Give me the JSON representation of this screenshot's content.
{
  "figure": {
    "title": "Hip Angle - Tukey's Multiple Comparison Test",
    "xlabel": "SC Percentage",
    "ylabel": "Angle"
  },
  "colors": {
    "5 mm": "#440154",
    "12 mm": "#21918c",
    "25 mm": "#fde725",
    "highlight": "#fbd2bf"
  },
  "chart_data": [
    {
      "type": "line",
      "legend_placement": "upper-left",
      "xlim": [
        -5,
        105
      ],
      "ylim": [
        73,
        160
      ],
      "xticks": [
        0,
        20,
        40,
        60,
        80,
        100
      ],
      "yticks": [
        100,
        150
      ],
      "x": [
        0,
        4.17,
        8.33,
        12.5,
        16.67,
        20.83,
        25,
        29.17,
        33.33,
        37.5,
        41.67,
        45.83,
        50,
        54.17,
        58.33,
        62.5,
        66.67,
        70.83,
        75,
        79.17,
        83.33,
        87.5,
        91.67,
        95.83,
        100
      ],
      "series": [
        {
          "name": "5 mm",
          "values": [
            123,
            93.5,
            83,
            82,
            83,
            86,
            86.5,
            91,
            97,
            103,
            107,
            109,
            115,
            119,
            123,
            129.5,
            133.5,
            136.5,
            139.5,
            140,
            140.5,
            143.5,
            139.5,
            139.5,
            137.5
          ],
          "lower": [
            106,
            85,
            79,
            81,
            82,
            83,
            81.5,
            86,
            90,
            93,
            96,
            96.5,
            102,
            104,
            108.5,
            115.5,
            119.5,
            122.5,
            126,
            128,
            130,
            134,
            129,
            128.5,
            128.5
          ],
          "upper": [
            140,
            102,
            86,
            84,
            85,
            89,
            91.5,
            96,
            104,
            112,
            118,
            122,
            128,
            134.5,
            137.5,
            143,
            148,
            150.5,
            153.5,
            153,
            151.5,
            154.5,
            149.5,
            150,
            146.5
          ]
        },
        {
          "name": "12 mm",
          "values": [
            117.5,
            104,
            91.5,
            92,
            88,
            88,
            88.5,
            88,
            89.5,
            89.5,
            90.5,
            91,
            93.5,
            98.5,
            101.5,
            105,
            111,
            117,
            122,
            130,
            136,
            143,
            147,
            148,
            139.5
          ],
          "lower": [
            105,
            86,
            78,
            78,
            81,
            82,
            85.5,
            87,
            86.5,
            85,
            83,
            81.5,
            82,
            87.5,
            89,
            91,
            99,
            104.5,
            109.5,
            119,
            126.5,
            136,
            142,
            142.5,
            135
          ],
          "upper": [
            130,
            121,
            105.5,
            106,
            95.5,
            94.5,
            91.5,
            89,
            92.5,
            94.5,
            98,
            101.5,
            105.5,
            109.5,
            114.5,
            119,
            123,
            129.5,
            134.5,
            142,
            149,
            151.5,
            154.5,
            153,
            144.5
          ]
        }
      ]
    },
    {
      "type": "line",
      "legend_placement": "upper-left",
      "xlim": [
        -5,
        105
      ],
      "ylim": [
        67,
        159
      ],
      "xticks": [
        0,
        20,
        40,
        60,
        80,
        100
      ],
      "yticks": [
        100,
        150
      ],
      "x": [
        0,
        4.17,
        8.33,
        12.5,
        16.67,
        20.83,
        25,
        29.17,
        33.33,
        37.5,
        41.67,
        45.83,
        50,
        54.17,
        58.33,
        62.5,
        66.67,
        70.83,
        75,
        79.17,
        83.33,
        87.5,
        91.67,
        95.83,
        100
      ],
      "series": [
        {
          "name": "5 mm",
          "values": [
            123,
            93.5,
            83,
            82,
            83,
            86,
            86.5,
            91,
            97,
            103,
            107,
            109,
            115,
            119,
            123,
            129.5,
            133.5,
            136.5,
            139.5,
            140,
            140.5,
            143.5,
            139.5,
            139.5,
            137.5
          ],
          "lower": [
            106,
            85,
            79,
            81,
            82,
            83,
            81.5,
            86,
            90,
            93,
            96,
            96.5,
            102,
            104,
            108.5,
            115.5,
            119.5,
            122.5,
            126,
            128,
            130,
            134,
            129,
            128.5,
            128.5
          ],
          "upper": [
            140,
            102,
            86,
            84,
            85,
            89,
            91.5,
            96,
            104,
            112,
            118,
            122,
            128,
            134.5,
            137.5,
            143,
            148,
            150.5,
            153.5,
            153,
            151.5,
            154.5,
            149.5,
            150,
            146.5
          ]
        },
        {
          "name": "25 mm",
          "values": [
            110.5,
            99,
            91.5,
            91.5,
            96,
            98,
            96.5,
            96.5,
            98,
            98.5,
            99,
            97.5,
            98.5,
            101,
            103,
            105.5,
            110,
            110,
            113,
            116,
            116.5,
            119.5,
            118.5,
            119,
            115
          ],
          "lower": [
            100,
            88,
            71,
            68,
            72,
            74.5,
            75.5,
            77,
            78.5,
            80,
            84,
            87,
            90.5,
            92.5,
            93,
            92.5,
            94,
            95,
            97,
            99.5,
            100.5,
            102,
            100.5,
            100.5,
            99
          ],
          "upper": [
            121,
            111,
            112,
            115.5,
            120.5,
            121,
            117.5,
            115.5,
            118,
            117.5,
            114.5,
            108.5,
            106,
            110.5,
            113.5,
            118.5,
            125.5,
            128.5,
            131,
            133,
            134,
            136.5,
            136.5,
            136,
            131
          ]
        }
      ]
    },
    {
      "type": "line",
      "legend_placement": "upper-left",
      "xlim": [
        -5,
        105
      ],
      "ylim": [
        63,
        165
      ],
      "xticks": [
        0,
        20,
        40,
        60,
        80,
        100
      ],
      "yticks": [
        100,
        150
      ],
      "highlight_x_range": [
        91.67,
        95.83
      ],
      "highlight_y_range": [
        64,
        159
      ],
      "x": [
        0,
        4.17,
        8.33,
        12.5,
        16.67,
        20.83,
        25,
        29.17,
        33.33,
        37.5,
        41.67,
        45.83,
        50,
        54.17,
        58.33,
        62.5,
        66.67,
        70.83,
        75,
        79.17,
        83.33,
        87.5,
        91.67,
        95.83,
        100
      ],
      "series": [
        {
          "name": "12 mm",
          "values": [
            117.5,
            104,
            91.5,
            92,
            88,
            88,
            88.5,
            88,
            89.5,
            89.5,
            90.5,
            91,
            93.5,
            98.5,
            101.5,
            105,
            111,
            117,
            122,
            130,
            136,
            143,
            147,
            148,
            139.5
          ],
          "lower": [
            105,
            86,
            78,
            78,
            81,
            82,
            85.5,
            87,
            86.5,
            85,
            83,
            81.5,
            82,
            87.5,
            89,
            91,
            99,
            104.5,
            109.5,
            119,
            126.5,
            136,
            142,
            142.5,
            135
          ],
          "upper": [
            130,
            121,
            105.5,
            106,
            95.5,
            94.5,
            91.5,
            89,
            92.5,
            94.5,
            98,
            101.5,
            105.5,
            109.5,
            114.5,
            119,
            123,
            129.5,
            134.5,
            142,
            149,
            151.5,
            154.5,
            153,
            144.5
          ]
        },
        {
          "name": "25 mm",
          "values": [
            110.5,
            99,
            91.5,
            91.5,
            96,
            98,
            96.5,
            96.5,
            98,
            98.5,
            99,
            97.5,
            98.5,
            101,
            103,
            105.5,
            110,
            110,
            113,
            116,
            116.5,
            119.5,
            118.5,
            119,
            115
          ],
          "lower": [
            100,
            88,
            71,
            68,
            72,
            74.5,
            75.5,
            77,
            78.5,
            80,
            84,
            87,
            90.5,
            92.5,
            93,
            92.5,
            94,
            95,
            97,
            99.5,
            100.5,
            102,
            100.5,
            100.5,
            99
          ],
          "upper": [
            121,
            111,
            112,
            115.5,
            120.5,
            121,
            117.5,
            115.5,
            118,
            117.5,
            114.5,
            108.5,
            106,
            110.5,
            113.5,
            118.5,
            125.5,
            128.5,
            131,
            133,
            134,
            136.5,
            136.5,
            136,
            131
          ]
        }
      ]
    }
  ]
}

^^^^^^^^^^^^^^^^

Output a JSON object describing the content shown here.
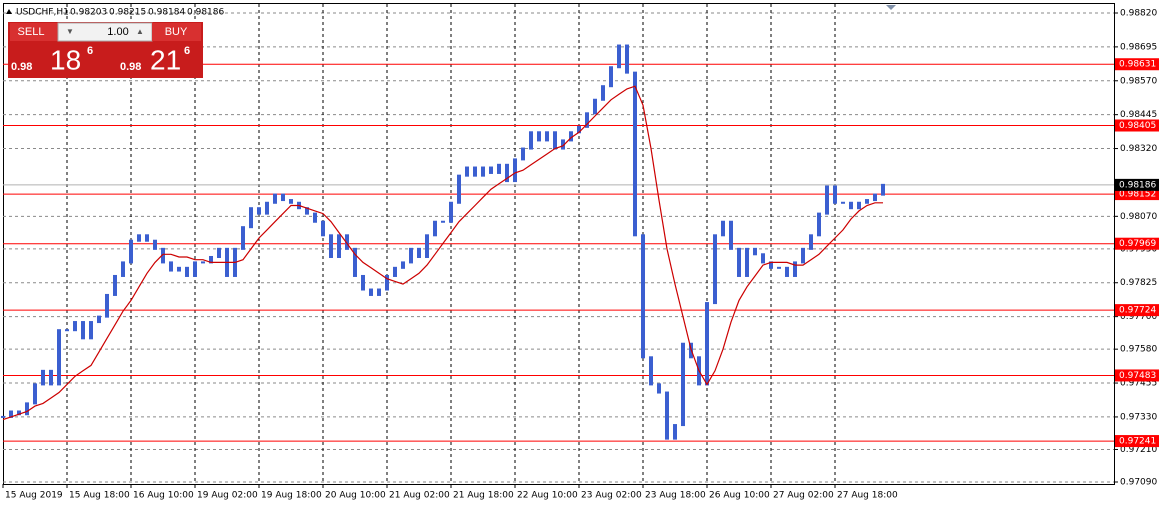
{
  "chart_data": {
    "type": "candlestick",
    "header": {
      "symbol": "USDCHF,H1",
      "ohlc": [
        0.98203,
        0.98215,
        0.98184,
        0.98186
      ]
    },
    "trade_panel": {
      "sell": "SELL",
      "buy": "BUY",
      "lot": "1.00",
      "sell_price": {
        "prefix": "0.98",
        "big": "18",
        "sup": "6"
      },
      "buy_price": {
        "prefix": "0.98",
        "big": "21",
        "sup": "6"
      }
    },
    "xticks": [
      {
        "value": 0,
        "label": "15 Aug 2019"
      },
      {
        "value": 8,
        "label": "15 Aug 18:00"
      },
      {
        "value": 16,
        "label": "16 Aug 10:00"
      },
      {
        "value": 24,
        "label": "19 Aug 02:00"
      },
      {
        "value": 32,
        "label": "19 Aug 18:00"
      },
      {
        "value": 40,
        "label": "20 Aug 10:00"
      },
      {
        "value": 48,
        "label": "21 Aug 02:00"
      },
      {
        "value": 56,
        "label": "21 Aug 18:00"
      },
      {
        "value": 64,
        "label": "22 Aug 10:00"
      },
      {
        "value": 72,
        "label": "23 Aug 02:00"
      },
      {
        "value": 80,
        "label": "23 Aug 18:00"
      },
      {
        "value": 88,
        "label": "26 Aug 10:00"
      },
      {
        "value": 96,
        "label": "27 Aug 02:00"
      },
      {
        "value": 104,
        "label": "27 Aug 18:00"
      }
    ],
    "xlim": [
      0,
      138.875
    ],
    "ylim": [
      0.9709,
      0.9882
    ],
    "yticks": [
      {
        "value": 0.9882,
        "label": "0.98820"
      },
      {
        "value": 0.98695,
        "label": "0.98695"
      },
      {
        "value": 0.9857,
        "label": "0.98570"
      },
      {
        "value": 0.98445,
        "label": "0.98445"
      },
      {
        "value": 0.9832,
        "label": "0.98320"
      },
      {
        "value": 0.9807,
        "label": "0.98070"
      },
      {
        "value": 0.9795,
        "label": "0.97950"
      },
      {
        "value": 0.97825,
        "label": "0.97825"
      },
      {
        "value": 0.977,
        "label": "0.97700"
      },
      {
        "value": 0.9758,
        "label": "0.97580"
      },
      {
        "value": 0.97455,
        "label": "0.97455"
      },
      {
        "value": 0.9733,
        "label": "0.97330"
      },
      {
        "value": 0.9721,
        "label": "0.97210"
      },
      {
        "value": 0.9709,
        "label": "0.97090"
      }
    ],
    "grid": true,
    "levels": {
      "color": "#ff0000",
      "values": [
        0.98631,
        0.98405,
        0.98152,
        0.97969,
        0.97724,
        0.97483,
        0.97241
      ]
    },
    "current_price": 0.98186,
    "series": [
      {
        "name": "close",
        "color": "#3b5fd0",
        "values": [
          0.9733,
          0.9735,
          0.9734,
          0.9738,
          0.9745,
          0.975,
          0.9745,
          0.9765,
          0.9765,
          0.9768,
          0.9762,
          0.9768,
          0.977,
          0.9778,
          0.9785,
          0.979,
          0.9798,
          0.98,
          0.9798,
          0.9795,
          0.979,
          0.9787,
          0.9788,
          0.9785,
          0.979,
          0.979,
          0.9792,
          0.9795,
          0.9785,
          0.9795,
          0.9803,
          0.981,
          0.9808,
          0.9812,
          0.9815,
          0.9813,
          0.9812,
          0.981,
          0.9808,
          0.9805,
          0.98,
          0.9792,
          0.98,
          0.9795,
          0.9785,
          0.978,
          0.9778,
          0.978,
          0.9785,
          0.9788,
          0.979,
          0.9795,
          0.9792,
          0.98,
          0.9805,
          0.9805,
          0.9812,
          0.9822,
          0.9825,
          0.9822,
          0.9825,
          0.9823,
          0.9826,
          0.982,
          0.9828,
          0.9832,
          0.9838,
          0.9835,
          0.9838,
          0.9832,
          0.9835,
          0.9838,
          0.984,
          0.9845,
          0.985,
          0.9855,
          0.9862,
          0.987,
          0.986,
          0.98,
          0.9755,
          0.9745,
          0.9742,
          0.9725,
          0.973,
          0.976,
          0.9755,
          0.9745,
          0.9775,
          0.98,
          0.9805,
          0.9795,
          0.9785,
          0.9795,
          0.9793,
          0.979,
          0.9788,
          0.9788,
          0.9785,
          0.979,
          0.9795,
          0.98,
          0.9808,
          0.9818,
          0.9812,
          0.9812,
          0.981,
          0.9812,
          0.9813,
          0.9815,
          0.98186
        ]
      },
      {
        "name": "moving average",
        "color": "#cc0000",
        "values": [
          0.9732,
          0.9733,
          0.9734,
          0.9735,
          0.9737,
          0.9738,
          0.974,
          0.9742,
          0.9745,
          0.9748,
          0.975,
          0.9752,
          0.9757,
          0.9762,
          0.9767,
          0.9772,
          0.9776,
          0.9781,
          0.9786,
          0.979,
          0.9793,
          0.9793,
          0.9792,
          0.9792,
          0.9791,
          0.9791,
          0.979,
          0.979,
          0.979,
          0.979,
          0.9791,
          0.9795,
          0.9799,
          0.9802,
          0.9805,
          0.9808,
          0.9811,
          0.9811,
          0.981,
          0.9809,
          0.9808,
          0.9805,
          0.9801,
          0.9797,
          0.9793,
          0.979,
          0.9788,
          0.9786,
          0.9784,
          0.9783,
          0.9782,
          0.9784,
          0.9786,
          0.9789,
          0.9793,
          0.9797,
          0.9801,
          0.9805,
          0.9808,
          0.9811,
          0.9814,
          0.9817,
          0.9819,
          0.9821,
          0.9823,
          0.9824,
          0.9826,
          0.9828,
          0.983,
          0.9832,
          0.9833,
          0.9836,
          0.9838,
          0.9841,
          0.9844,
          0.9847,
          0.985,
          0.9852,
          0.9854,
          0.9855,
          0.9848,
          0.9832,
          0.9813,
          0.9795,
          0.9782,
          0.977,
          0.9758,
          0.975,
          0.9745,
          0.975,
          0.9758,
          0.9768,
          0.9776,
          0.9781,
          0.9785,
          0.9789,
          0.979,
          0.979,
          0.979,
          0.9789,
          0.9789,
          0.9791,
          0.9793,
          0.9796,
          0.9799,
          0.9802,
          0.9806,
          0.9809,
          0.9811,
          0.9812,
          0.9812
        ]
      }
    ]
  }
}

^^^^^^^^^^^^^^^^

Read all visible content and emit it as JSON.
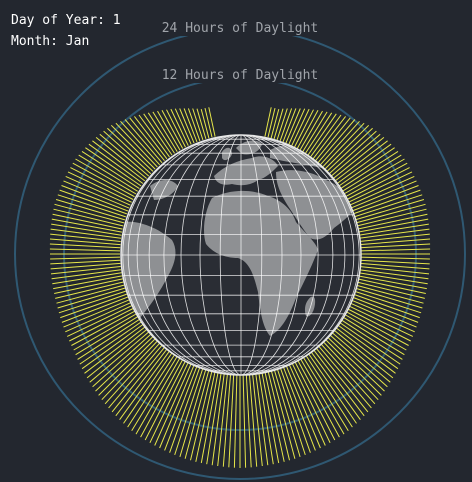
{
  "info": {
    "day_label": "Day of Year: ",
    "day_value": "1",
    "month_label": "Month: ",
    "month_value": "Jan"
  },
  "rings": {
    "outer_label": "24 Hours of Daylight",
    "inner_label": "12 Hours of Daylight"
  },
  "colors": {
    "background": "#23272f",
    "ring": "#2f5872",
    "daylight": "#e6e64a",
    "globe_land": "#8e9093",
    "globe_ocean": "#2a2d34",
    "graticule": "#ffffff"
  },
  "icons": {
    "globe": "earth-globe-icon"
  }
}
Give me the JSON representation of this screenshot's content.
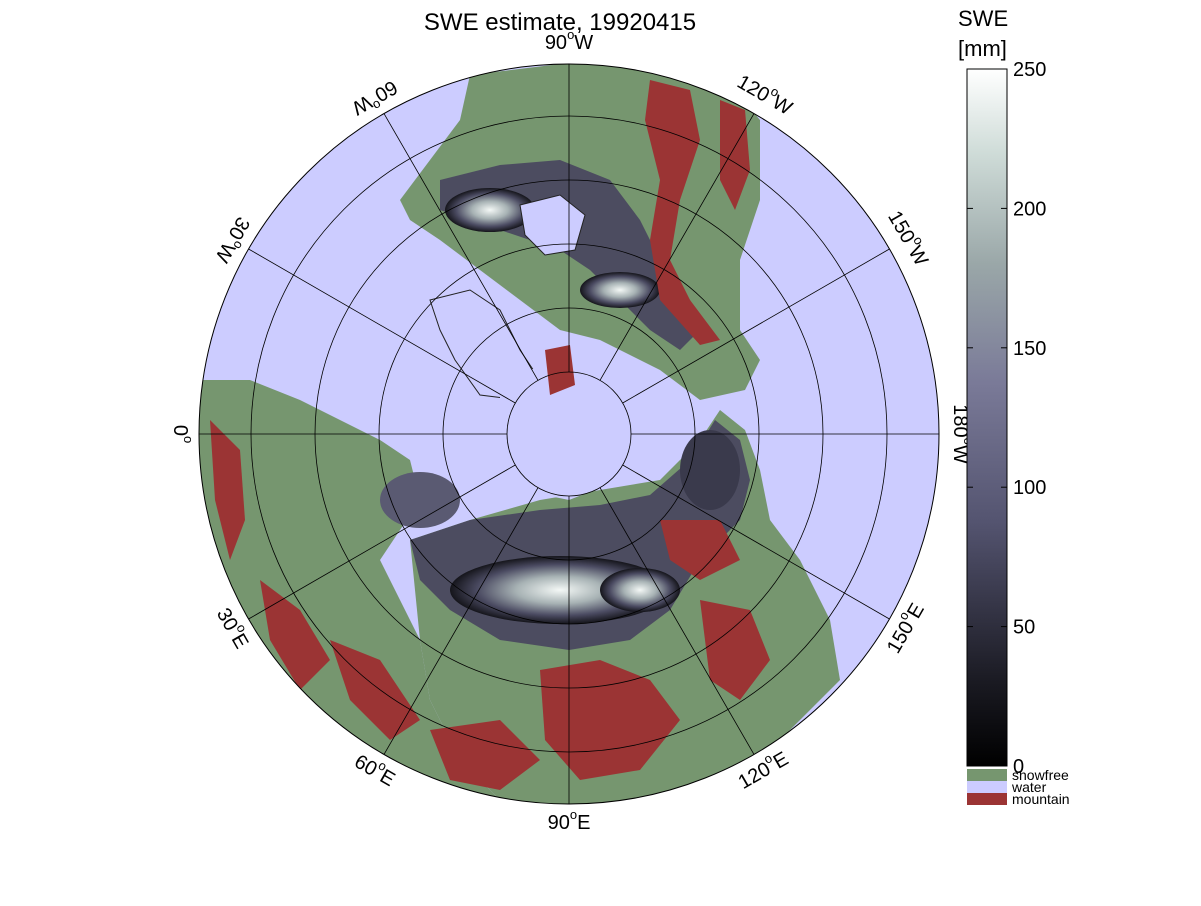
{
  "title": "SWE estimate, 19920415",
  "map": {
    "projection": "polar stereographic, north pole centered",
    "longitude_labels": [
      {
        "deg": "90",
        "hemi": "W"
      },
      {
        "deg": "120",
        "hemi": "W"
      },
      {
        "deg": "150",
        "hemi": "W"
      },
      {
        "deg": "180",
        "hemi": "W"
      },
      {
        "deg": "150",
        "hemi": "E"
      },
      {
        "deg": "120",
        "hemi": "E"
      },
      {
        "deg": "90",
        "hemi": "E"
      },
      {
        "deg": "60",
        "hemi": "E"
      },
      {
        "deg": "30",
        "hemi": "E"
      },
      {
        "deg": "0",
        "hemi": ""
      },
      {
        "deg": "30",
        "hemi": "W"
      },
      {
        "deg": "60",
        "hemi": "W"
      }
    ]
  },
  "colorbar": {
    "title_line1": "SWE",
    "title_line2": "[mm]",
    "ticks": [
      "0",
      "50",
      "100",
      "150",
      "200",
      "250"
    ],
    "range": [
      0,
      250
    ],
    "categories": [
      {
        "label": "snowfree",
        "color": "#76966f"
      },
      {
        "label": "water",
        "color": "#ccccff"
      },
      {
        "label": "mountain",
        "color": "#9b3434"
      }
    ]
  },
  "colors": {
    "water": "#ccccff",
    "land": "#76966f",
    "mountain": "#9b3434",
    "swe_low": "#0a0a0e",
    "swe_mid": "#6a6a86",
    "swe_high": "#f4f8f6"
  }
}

^^^^^^^^^^^^^^^^

▶ [Exercise objective]: Return every line holding the word "Hours" from the records.

▶ [Task response]:
    "outer_label": "24 Hours of Daylight",
    "inner_label": "12 Hours of Daylight"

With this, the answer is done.